### Problem details:
Copy out every record below with complete accuracy.

BEGIN Records shown

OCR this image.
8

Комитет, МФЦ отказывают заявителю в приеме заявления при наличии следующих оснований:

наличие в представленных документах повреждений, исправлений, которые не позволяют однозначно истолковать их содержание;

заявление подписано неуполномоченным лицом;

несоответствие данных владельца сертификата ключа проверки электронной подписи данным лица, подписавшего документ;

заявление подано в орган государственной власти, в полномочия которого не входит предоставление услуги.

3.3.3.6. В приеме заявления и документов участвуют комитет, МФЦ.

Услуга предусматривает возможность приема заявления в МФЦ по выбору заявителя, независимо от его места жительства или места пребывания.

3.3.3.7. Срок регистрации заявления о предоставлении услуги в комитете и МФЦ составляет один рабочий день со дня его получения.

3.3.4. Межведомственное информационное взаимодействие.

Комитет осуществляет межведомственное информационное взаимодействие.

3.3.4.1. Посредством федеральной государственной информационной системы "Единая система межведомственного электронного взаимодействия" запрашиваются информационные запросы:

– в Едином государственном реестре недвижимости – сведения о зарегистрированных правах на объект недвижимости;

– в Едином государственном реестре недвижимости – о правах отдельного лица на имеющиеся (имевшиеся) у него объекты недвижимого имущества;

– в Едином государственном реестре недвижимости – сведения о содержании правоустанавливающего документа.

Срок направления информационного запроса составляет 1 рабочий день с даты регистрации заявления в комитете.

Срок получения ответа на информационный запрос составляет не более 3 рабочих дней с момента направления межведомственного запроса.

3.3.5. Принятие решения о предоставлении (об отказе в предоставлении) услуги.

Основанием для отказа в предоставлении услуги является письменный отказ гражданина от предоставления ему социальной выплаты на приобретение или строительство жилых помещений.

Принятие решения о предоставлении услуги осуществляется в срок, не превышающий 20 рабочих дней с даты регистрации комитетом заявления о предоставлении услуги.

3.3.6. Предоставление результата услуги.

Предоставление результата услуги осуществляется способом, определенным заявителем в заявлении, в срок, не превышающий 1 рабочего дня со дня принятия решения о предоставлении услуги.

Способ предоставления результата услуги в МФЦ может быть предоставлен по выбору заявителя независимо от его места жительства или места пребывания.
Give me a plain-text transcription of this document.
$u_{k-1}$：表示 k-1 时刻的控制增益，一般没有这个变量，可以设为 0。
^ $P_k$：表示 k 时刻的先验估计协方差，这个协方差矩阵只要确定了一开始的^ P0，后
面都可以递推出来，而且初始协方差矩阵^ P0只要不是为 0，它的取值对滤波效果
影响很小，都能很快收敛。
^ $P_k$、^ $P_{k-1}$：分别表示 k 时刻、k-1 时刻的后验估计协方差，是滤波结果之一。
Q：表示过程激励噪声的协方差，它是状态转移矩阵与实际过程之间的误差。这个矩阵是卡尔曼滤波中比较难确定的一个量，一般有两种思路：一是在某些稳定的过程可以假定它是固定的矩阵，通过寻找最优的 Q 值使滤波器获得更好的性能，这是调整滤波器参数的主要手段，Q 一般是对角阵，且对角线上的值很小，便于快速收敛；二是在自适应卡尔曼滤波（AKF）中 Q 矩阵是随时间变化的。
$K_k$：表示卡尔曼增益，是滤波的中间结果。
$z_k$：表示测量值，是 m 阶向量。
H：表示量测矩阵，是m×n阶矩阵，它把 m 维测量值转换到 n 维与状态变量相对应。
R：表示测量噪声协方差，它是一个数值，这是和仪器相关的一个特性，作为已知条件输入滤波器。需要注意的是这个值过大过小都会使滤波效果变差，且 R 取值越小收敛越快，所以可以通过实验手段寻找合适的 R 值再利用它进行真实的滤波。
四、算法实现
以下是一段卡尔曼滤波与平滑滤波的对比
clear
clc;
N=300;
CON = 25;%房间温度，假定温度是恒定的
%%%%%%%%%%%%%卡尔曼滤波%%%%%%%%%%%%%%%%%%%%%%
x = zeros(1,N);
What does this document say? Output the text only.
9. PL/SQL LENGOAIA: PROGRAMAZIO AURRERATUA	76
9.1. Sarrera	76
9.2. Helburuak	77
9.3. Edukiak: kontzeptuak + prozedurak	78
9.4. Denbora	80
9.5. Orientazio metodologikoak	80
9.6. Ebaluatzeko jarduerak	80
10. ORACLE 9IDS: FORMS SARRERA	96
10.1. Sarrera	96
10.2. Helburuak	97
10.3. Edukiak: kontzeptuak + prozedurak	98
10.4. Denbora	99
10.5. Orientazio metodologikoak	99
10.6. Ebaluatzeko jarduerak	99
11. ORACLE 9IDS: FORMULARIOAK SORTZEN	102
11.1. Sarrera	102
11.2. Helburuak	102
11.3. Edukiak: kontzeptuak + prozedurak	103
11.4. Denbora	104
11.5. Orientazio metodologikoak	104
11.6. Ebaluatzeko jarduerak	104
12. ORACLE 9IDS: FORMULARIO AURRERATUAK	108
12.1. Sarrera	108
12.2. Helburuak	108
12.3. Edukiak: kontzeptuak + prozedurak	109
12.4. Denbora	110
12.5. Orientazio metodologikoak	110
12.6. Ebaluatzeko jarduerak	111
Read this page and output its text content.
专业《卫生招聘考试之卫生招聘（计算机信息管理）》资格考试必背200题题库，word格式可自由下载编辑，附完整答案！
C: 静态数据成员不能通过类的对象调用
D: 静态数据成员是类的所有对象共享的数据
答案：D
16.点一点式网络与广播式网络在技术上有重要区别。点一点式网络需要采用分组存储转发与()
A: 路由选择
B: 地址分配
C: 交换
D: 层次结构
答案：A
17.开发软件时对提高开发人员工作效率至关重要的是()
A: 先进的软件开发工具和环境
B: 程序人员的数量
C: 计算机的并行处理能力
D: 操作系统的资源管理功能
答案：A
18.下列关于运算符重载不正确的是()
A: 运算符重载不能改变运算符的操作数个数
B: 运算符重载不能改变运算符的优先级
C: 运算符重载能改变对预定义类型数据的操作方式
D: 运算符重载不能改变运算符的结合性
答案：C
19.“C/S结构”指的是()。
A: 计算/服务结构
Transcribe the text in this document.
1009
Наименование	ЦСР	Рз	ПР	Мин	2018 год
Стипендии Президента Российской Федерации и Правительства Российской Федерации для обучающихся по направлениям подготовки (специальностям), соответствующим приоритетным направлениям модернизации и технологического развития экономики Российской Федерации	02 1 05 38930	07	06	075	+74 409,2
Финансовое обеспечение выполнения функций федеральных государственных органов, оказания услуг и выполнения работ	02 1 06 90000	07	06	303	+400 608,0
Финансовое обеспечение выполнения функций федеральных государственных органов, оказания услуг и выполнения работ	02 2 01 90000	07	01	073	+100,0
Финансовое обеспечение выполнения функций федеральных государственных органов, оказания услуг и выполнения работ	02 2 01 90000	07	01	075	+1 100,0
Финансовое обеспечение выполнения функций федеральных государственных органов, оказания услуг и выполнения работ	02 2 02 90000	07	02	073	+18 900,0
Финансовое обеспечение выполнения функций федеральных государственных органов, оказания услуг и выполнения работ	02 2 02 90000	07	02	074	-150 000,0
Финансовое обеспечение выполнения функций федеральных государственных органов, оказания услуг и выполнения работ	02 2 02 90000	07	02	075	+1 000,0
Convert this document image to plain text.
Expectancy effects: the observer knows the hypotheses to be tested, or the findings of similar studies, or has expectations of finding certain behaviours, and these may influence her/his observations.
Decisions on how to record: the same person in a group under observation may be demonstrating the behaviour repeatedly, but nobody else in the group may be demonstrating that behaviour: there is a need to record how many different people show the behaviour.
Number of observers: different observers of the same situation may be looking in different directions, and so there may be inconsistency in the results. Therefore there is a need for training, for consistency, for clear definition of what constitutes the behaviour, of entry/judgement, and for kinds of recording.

END Records shown

### Output of the exercise:
OCR this image.
8

Комитет, МФЦ отказывают заявителю в приеме заявления при наличии следующих оснований:

наличие в представленных документах повреждений, исправлений, которые не позволяют однозначно истолковать их содержание;

заявление подписано неуполномоченным лицом;

несоответствие данных владельца сертификата ключа проверки электронной подписи данным лица, подписавшего документ;

заявление подано в орган государственной власти, в полномочия которого не входит предоставление услуги.

3.3.3.6. В приеме заявления и документов участвуют комитет, МФЦ.

Услуга предусматривает возможность приема заявления в МФЦ по выбору заявителя, независимо от его места жительства или места пребывания.

3.3.3.7. Срок регистрации заявления о предоставлении услуги в комитете и МФЦ составляет один рабочий день со дня его получения.

3.3.4. Межведомственное информационное взаимодействие.

Комитет осуществляет межведомственное информационное взаимодействие.

3.3.4.1. Посредством федеральной государственной информационной системы "Единая система межведомственного электронного взаимодействия" запрашиваются информационные запросы:

– в Едином государственном реестре недвижимости – сведения о зарегистрированных правах на объект недвижимости;

– в Едином государственном реестре недвижимости – о правах отдельного лица на имеющиеся (имевшиеся) у него объекты недвижимого имущества;

– в Едином государственном реестре недвижимости – сведения о содержании правоустанавливающего документа.

Срок направления информационного запроса составляет 1 рабочий день с даты регистрации заявления в комитете.

Срок получения ответа на информационный запрос составляет не более 3 рабочих дней с момента направления межведомственного запроса.

3.3.5. Принятие решения о предоставлении (об отказе в предоставлении) услуги.

Основанием для отказа в предоставлении услуги является письменный отказ гражданина от предоставления ему социальной выплаты на приобретение или строительство жилых помещений.

Принятие решения о предоставлении услуги осуществляется в срок, не превышающий 20 рабочих дней с даты регистрации комитетом заявления о предоставлении услуги.

3.3.6. Предоставление результата услуги.

Предоставление результата услуги осуществляется способом, определенным заявителем в заявлении, в срок, не превышающий 1 рабочего дня со дня принятия решения о предоставлении услуги.

Способ предоставления результата услуги в МФЦ может быть предоставлен по выбору заявителя независимо от его места жительства или места пребывания.
Give me a plain-text transcription of this document.
$u_{k-1}$：表示 k-1 时刻的控制增益，一般没有这个变量，可以设为 0。
^ $P_k$：表示 k 时刻的先验估计协方差，这个协方差矩阵只要确定了一开始的^ P0，后
面都可以递推出来，而且初始协方差矩阵^ P0只要不是为 0，它的取值对滤波效果
影响很小，都能很快收敛。
^ $P_k$、^ $P_{k-1}$：分别表示 k 时刻、k-1 时刻的后验估计协方差，是滤波结果之一。
Q：表示过程激励噪声的协方差，它是状态转移矩阵与实际过程之间的误差。这个矩阵是卡尔曼滤波中比较难确定的一个量，一般有两种思路：一是在某些稳定的过程可以假定它是固定的矩阵，通过寻找最优的 Q 值使滤波器获得更好的性能，这是调整滤波器参数的主要手段，Q 一般是对角阵，且对角线上的值很小，便于快速收敛；二是在自适应卡尔曼滤波（AKF）中 Q 矩阵是随时间变化的。
$K_k$：表示卡尔曼增益，是滤波的中间结果。
$z_k$：表示测量值，是 m 阶向量。
H：表示量测矩阵，是m×n阶矩阵，它把 m 维测量值转换到 n 维与状态变量相对应。
R：表示测量噪声协方差，它是一个数值，这是和仪器相关的一个特性，作为已知条件输入滤波器。需要注意的是这个值过大过小都会使滤波效果变差，且 R 取值越小收敛越快，所以可以通过实验手段寻找合适的 R 值再利用它进行真实的滤波。
四、算法实现
以下是一段卡尔曼滤波与平滑滤波的对比
clear
clc;
N=300;
CON = 25;%房间温度，假定温度是恒定的
%%%%%%%%%%%%%卡尔曼滤波%%%%%%%%%%%%%%%%%%%%%%
x = zeros(1,N);
What does this document say? Output the text only.
9. PL/SQL LENGOAIA: PROGRAMAZIO AURRERATUA	76
9.1. Sarrera	76
9.2. Helburuak	77
9.3. Edukiak: kontzeptuak + prozedurak	78
9.4. Denbora	80
9.5. Orientazio metodologikoak	80
9.6. Ebaluatzeko jarduerak	80
10. ORACLE 9IDS: FORMS SARRERA	96
10.1. Sarrera	96
10.2. Helburuak	97
10.3. Edukiak: kontzeptuak + prozedurak	98
10.4. Denbora	99
10.5. Orientazio metodologikoak	99
10.6. Ebaluatzeko jarduerak	99
11. ORACLE 9IDS: FORMULARIOAK SORTZEN	102
11.1. Sarrera	102
11.2. Helburuak	102
11.3. Edukiak: kontzeptuak + prozedurak	103
11.4. Denbora	104
11.5. Orientazio metodologikoak	104
11.6. Ebaluatzeko jarduerak	104
12. ORACLE 9IDS: FORMULARIO AURRERATUAK	108
12.1. Sarrera	108
12.2. Helburuak	108
12.3. Edukiak: kontzeptuak + prozedurak	109
12.4. Denbora	110
12.5. Orientazio metodologikoak	110
12.6. Ebaluatzeko jarduerak	111
Read this page and output its text content.
专业《卫生招聘考试之卫生招聘（计算机信息管理）》资格考试必背200题题库，word格式可自由下载编辑，附完整答案！
C: 静态数据成员不能通过类的对象调用
D: 静态数据成员是类的所有对象共享的数据
答案：D
16.点一点式网络与广播式网络在技术上有重要区别。点一点式网络需要采用分组存储转发与()
A: 路由选择
B: 地址分配
C: 交换
D: 层次结构
答案：A
17.开发软件时对提高开发人员工作效率至关重要的是()
A: 先进的软件开发工具和环境
B: 程序人员的数量
C: 计算机的并行处理能力
D: 操作系统的资源管理功能
答案：A
18.下列关于运算符重载不正确的是()
A: 运算符重载不能改变运算符的操作数个数
B: 运算符重载不能改变运算符的优先级
C: 运算符重载能改变对预定义类型数据的操作方式
D: 运算符重载不能改变运算符的结合性
答案：C
19.“C/S结构”指的是()。
A: 计算/服务结构
Transcribe the text in this document.
1009
Наименование	ЦСР	Рз	ПР	Мин	2018 год
Стипендии Президента Российской Федерации и Правительства Российской Федерации для обучающихся по направлениям подготовки (специальностям), соответствующим приоритетным направлениям модернизации и технологического развития экономики Российской Федерации	02 1 05 38930	07	06	075	+74 409,2
Финансовое обеспечение выполнения функций федеральных государственных органов, оказания услуг и выполнения работ	02 1 06 90000	07	06	303	+400 608,0
Финансовое обеспечение выполнения функций федеральных государственных органов, оказания услуг и выполнения работ	02 2 01 90000	07	01	073	+100,0
Финансовое обеспечение выполнения функций федеральных государственных органов, оказания услуг и выполнения работ	02 2 01 90000	07	01	075	+1 100,0
Финансовое обеспечение выполнения функций федеральных государственных органов, оказания услуг и выполнения работ	02 2 02 90000	07	02	073	+18 900,0
Финансовое обеспечение выполнения функций федеральных государственных органов, оказания услуг и выполнения работ	02 2 02 90000	07	02	074	-150 000,0
Финансовое обеспечение выполнения функций федеральных государственных органов, оказания услуг и выполнения работ	02 2 02 90000	07	02	075	+1 000,0
Convert this document image to plain text.
Expectancy effects: the observer knows the hypotheses to be tested, or the findings of similar studies, or has expectations of finding certain behaviours, and these may influence her/his observations.
Decisions on how to record: the same person in a group under observation may be demonstrating the behaviour repeatedly, but nobody else in the group may be demonstrating that behaviour: there is a need to record how many different people show the behaviour.
Number of observers: different observers of the same situation may be looking in different directions, and so there may be inconsistency in the results. Therefore there is a need for training, for consistency, for clear definition of what constitutes the behaviour, of entry/judgement, and for kinds of recording.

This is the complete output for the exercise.